*SET EXERCISE*. Filter the records below and copy every line containing the word "эфир".

*MATERIAL PROVIDED*.
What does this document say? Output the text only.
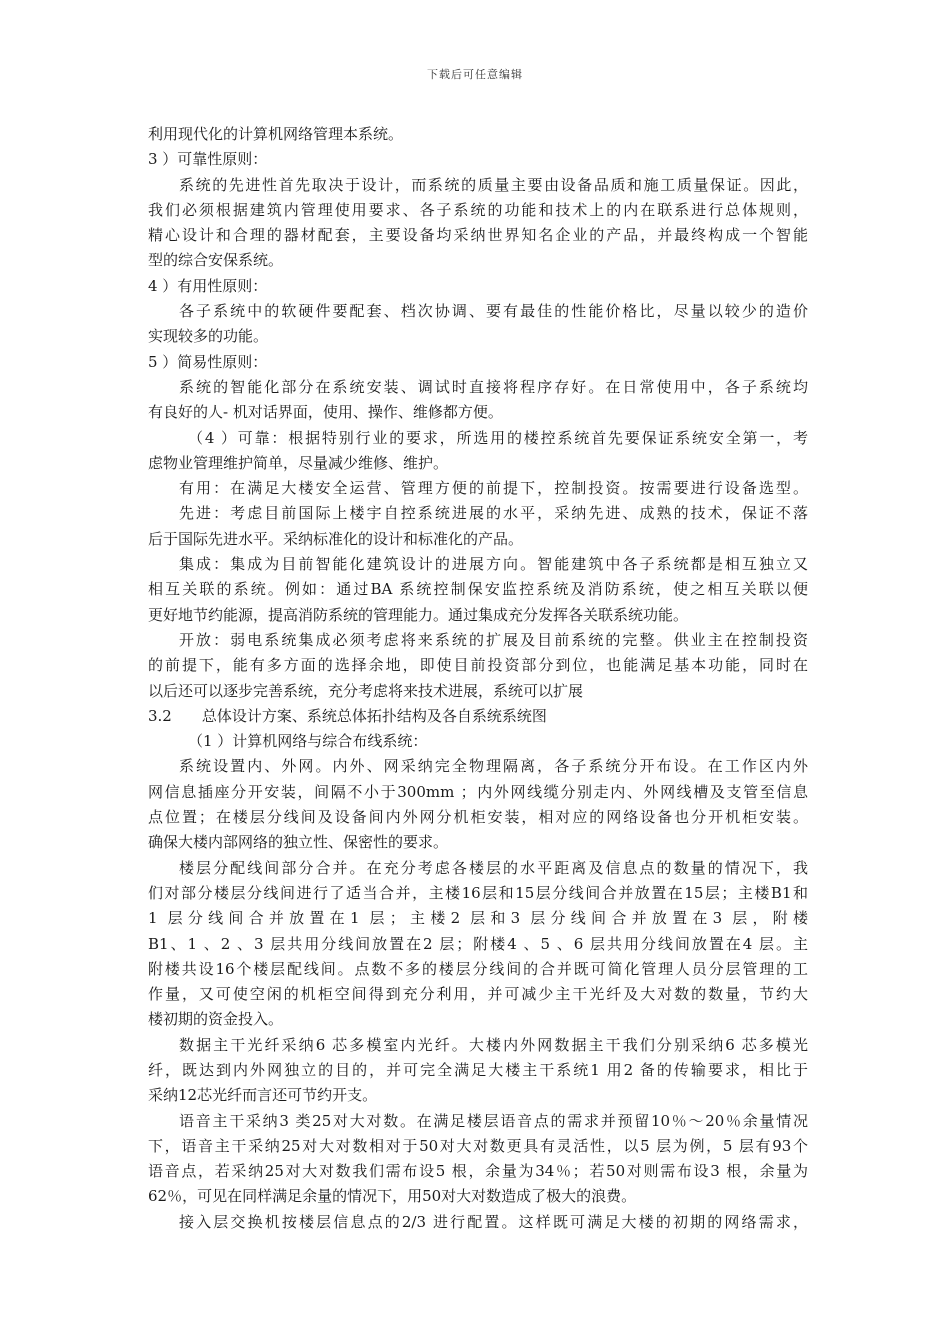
下载后可任意编辑
利用现代化的计算机网络管理本系统。
3 ）可靠性原则：
系统的先进性首先取决于设计，而系统的质量主要由设备品质和施工质量保证。因此，
我们必须根据建筑内管理使用要求、各子系统的功能和技术上的内在联系进行总体规则，
精心设计和合理的器材配套，主要设备均采纳世界知名企业的产品，并最终构成一个智能
型的综合安保系统。
4 ）有用性原则：
各子系统中的软硬件要配套、档次协调、要有最佳的性能价格比，尽量以较少的造价
实现较多的功能。
5 ）简易性原则：
系统的智能化部分在系统安装、调试时直接将程序存好。在日常使用中，各子系统均
有良好的人- 机对话界面，使用、操作、维修都方便。
（4 ）可靠：根据特别行业的要求，所选用的楼控系统首先要保证系统安全第一，考
虑物业管理维护简单，尽量减少维修、维护。
有用：在满足大楼安全运营、管理方便的前提下，控制投资。按需要进行设备选型。
先进：考虑目前国际上楼宇自控系统进展的水平，采纳先进、成熟的技术，保证不落
后于国际先进水平。采纳标准化的设计和标准化的产品。
集成：集成为目前智能化建筑设计的进展方向。智能建筑中各子系统都是相互独立又
相互关联的系统。例如：通过BA 系统控制保安监控系统及消防系统，使之相互关联以便
更好地节约能源，提高消防系统的管理能力。通过集成充分发挥各关联系统功能。
开放：弱电系统集成必须考虑将来系统的扩展及目前系统的完整。供业主在控制投资
的前提下，能有多方面的选择余地，即使目前投资部分到位，也能满足基本功能，同时在
以后还可以逐步完善系统，充分考虑将来技术进展，系统可以扩展
3.2　　总体设计方案、系统总体拓扑结构及各自系统系统图
（1 ）计算机网络与综合布线系统：
系统设置内、外网。内外、网采纳完全物理隔离，各子系统分开布设。在工作区内外
网信息插座分开安装，间隔不小于300mm ；内外网线缆分别走内、外网线槽及支管至信息
点位置；在楼层分线间及设备间内外网分机柜安装，相对应的网络设备也分开机柜安装。
确保大楼内部网络的独立性、保密性的要求。
楼层分配线间部分合并。在充分考虑各楼层的水平距离及信息点的数量的情况下，我
们对部分楼层分线间进行了适当合并，主楼16层和15层分线间合并放置在15层；主楼B1和
1 层分线间合并放置在1 层；主楼2 层和3 层分线间合并放置在3 层，附楼
B1、1 、2 、3 层共用分线间放置在2 层；附楼4 、5 、6 层共用分线间放置在4 层。主
附楼共设16个楼层配线间。点数不多的楼层分线间的合并既可简化管理人员分层管理的工
作量，又可使空闲的机柜空间得到充分利用，并可减少主干光纤及大对数的数量，节约大
楼初期的资金投入。
数据主干光纤采纳6 芯多模室内光纤。大楼内外网数据主干我们分别采纳6 芯多模光
纤，既达到内外网独立的目的，并可完全满足大楼主干系统1 用2 备的传输要求，相比于
采纳12芯光纤而言还可节约开支。
语音主干采纳3 类25对大对数。在满足楼层语音点的需求并预留10％～20％余量情况
下，语音主干采纳25对大对数相对于50对大对数更具有灵活性，以5 层为例，5 层有93个
语音点，若采纳25对大对数我们需布设5 根，余量为34％；若50对则需布设3 根，余量为
62％，可见在同样满足余量的情况下，用50对大对数造成了极大的浪费。
接入层交换机按楼层信息点的2/3 进行配置。这样既可满足大楼的初期的网络需求，
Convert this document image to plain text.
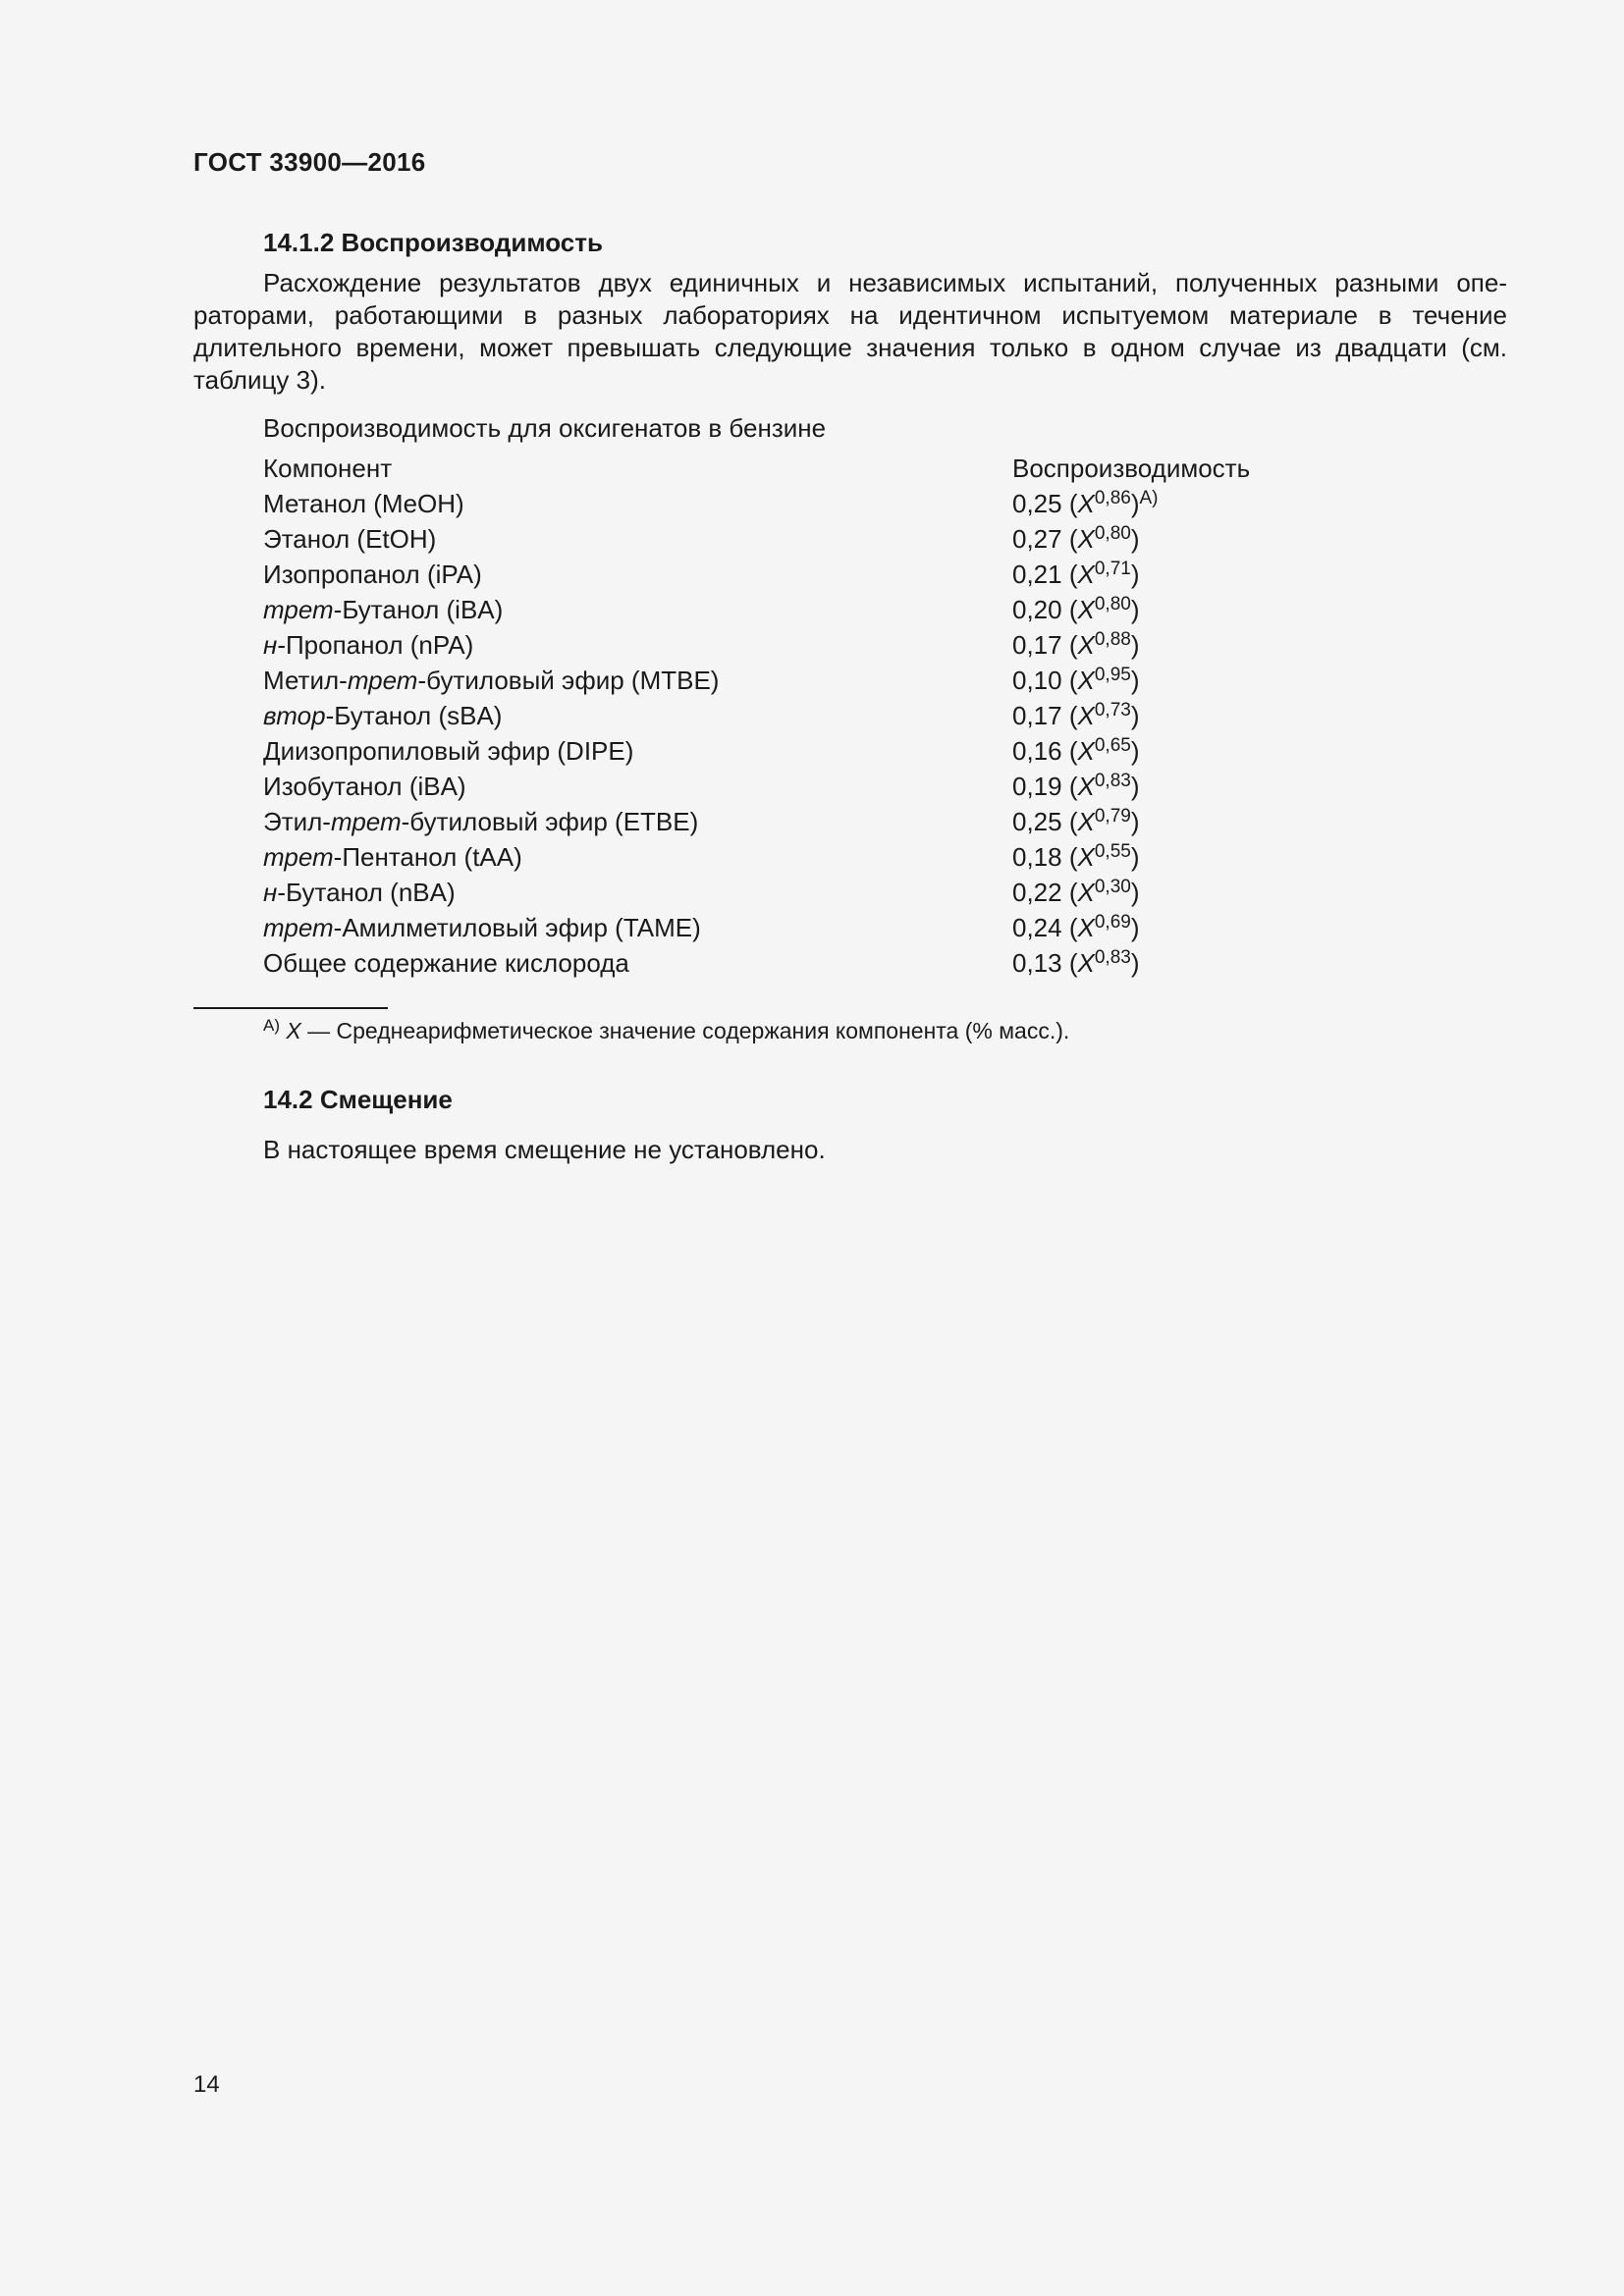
ГОСТ 33900—2016
14.1.2 Воспроизводимость

Расхождение результатов двух единичных и независимых испытаний, полученных разными операторами, работающими в разных лабораториях на идентичном испытуемом материале в течение длительного времени, может превышать следующие значения только в одном случае из двадцати (см. таблицу 3).

Воспроизводимость для оксигенатов в бензине
Компонент	Воспроизводимость
Метанол (MeOH)	0,25 $(X^{0,86})^{А)}$
Этанол (EtOH)	0,27 $(X^{0,80})$
Изопропанол (iPA)	0,21 $(X^{0,71})$
трет-Бутанол (iBA)	0,20 $(X^{0,80})$
н-Пропанол (nPA)	0,17 $(X^{0,88})$
Метил-трет-бутиловый эфир (MTBE)	0,10 $(X^{0,95})$
втор-Бутанол (sBA)	0,17 $(X^{0,73})$
Диизопропиловый эфир (DIPE)	0,16 $(X^{0,65})$
Изобутанол (iBA)	0,19 $(X^{0,83})$
Этил-трет-бутиловый эфир (ETBE)	0,25 $(X^{0,79})$
трет-Пентанол (tAA)	0,18 $(X^{0,55})$
н-Бутанол (nBA)	0,22 $(X^{0,30})$
трет-Амилметиловый эфир (TAME)	0,24 $(X^{0,69})$
Общее содержание кислорода	0,13 $(X^{0,83})$
$^{А)}$ X — Среднеарифметическое значение содержания компонента (% масс.).
14.2 Смещение
В настоящее время смещение не установлено.
14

*ANSWER TO THE EXERCISE*.
Метил-трет-бутиловый эфир (MTBE)	0,10 $(X^{0,95})$
Диизопропиловый эфир (DIPE)	0,16 $(X^{0,65})$
Этил-трет-бутиловый эфир (ETBE)	0,25 $(X^{0,79})$
трет-Амилметиловый эфир (TAME)	0,24 $(X^{0,69})$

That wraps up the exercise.